__REQUIRED TASK__.
Each line below that contains "新闻传播学类" counts once; report the total and nothing more.

__RECORD LIST__.
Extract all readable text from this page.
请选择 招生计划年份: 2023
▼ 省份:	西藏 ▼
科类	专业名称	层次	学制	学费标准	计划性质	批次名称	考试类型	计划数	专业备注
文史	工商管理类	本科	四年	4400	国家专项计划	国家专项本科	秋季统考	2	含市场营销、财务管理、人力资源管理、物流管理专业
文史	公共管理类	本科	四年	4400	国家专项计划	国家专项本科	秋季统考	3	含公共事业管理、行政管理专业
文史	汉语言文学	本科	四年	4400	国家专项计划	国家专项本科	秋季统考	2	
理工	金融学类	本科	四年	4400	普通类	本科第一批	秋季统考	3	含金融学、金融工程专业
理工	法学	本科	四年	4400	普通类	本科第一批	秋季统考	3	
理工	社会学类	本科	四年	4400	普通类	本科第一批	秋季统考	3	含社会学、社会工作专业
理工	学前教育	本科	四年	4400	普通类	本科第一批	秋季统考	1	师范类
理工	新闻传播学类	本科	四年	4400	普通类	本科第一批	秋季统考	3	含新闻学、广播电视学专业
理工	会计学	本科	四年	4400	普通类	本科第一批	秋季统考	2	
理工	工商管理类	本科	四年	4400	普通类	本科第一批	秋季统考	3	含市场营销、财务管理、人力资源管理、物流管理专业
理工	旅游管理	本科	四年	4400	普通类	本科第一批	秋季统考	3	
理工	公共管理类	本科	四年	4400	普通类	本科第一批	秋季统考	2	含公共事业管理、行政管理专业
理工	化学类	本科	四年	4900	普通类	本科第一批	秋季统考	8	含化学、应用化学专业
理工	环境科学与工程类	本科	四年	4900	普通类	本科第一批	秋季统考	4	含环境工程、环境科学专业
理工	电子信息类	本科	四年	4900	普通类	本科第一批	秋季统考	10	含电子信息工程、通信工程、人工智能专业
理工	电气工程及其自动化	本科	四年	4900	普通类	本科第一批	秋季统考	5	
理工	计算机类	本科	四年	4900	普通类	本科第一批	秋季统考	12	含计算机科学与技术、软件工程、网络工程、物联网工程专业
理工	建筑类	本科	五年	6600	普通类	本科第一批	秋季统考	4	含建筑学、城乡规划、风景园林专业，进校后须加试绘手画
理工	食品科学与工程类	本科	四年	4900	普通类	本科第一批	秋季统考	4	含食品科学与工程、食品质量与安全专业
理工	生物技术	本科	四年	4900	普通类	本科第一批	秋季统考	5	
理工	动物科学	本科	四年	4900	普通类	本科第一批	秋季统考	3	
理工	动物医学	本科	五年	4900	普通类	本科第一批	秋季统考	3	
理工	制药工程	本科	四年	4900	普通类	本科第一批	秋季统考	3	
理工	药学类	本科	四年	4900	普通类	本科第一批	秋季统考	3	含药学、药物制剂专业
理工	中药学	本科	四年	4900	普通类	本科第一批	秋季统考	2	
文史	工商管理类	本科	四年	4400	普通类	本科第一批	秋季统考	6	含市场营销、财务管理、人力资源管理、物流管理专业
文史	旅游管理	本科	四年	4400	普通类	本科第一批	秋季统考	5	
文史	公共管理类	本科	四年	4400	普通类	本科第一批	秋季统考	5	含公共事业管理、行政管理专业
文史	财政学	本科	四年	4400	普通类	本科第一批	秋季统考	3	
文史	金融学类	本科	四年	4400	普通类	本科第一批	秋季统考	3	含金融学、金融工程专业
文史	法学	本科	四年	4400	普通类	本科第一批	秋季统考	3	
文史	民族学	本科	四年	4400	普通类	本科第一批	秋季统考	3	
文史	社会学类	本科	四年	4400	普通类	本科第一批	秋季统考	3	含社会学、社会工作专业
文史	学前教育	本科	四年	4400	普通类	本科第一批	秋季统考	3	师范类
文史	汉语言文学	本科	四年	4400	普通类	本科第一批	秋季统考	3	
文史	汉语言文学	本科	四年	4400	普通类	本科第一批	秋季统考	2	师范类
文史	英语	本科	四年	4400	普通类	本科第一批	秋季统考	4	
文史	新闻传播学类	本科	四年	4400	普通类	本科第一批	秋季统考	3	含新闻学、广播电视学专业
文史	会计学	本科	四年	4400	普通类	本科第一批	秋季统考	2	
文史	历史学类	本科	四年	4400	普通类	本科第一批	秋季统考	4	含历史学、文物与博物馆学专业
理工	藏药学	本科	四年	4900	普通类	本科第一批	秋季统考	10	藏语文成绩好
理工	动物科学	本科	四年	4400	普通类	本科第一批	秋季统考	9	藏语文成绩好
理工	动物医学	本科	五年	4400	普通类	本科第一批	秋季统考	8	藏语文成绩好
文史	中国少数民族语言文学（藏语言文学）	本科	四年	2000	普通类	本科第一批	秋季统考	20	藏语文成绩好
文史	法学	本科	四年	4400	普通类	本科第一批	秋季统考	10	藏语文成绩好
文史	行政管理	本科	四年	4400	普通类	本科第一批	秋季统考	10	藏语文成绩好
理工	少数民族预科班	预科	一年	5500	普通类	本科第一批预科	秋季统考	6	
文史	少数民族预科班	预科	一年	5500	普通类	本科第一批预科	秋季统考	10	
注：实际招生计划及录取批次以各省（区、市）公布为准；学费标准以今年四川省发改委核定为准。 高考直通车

__TASK ANSWER__.
2